PROBLEM TO SOLVE
Retype everything in the listing, leaving each line exactly as it is.

EXERCISE DATA
** Start **

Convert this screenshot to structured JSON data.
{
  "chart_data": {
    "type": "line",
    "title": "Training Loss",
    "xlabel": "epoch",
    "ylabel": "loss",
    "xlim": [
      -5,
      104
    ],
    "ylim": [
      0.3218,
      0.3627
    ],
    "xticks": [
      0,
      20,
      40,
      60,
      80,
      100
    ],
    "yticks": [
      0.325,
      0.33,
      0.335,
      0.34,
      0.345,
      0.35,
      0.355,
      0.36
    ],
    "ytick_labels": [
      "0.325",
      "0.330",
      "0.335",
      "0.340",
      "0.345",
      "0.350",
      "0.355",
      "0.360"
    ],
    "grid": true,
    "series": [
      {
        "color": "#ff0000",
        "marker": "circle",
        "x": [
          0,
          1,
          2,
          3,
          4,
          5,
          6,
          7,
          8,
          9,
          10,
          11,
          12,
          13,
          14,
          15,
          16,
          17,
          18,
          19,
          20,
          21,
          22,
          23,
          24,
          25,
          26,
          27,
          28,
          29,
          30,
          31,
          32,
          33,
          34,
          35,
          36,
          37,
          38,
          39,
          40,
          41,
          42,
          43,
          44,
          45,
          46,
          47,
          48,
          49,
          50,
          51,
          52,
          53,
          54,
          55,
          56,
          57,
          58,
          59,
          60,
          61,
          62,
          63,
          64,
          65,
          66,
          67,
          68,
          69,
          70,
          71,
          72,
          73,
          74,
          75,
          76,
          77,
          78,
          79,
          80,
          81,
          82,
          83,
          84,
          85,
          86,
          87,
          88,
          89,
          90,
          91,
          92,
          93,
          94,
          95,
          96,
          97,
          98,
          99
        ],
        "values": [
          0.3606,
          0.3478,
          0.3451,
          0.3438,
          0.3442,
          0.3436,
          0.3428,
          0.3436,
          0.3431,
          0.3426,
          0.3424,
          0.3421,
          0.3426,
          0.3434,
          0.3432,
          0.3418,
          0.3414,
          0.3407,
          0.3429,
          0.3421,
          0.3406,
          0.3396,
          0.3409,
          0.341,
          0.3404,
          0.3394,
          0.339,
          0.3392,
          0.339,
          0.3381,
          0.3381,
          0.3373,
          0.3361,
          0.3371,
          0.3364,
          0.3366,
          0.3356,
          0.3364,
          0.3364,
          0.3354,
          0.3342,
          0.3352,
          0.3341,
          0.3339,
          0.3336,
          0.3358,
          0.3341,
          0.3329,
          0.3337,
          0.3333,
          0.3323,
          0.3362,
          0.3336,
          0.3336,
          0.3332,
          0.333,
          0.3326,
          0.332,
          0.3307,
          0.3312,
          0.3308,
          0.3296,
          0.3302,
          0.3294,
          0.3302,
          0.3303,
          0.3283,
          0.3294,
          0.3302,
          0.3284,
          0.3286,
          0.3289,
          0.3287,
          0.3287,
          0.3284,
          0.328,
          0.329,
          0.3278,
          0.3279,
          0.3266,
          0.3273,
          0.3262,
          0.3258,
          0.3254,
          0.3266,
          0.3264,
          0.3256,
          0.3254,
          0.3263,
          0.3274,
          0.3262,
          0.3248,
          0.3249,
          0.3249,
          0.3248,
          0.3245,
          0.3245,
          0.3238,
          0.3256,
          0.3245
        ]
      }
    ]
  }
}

** End **

REPLY
Convert this screenshot to structured JSON data.
{
  "chart_data": {
    "type": "line",
    "title": "Training Loss",
    "xlabel": "epoch",
    "ylabel": "loss",
    "xlim": [
      -5,
      104
    ],
    "ylim": [
      0.3218,
      0.3627
    ],
    "xticks": [
      0,
      20,
      40,
      60,
      80,
      100
    ],
    "yticks": [
      0.325,
      0.33,
      0.335,
      0.34,
      0.345,
      0.35,
      0.355,
      0.36
    ],
    "ytick_labels": [
      "0.325",
      "0.330",
      "0.335",
      "0.340",
      "0.345",
      "0.350",
      "0.355",
      "0.360"
    ],
    "grid": true,
    "series": [
      {
        "color": "#ff0000",
        "marker": "circle",
        "x": [
          0,
          1,
          2,
          3,
          4,
          5,
          6,
          7,
          8,
          9,
          10,
          11,
          12,
          13,
          14,
          15,
          16,
          17,
          18,
          19,
          20,
          21,
          22,
          23,
          24,
          25,
          26,
          27,
          28,
          29,
          30,
          31,
          32,
          33,
          34,
          35,
          36,
          37,
          38,
          39,
          40,
          41,
          42,
          43,
          44,
          45,
          46,
          47,
          48,
          49,
          50,
          51,
          52,
          53,
          54,
          55,
          56,
          57,
          58,
          59,
          60,
          61,
          62,
          63,
          64,
          65,
          66,
          67,
          68,
          69,
          70,
          71,
          72,
          73,
          74,
          75,
          76,
          77,
          78,
          79,
          80,
          81,
          82,
          83,
          84,
          85,
          86,
          87,
          88,
          89,
          90,
          91,
          92,
          93,
          94,
          95,
          96,
          97,
          98,
          99
        ],
        "values": [
          0.3606,
          0.3478,
          0.3451,
          0.3438,
          0.3442,
          0.3436,
          0.3428,
          0.3436,
          0.3431,
          0.3426,
          0.3424,
          0.3421,
          0.3426,
          0.3434,
          0.3432,
          0.3418,
          0.3414,
          0.3407,
          0.3429,
          0.3421,
          0.3406,
          0.3396,
          0.3409,
          0.341,
          0.3404,
          0.3394,
          0.339,
          0.3392,
          0.339,
          0.3381,
          0.3381,
          0.3373,
          0.3361,
          0.3371,
          0.3364,
          0.3366,
          0.3356,
          0.3364,
          0.3364,
          0.3354,
          0.3342,
          0.3352,
          0.3341,
          0.3339,
          0.3336,
          0.3358,
          0.3341,
          0.3329,
          0.3337,
          0.3333,
          0.3323,
          0.3362,
          0.3336,
          0.3336,
          0.3332,
          0.333,
          0.3326,
          0.332,
          0.3307,
          0.3312,
          0.3308,
          0.3296,
          0.3302,
          0.3294,
          0.3302,
          0.3303,
          0.3283,
          0.3294,
          0.3302,
          0.3284,
          0.3286,
          0.3289,
          0.3287,
          0.3287,
          0.3284,
          0.328,
          0.329,
          0.3278,
          0.3279,
          0.3266,
          0.3273,
          0.3262,
          0.3258,
          0.3254,
          0.3266,
          0.3264,
          0.3256,
          0.3254,
          0.3263,
          0.3274,
          0.3262,
          0.3248,
          0.3249,
          0.3249,
          0.3248,
          0.3245,
          0.3245,
          0.3238,
          0.3256,
          0.3245
        ]
      }
    ]
  }
}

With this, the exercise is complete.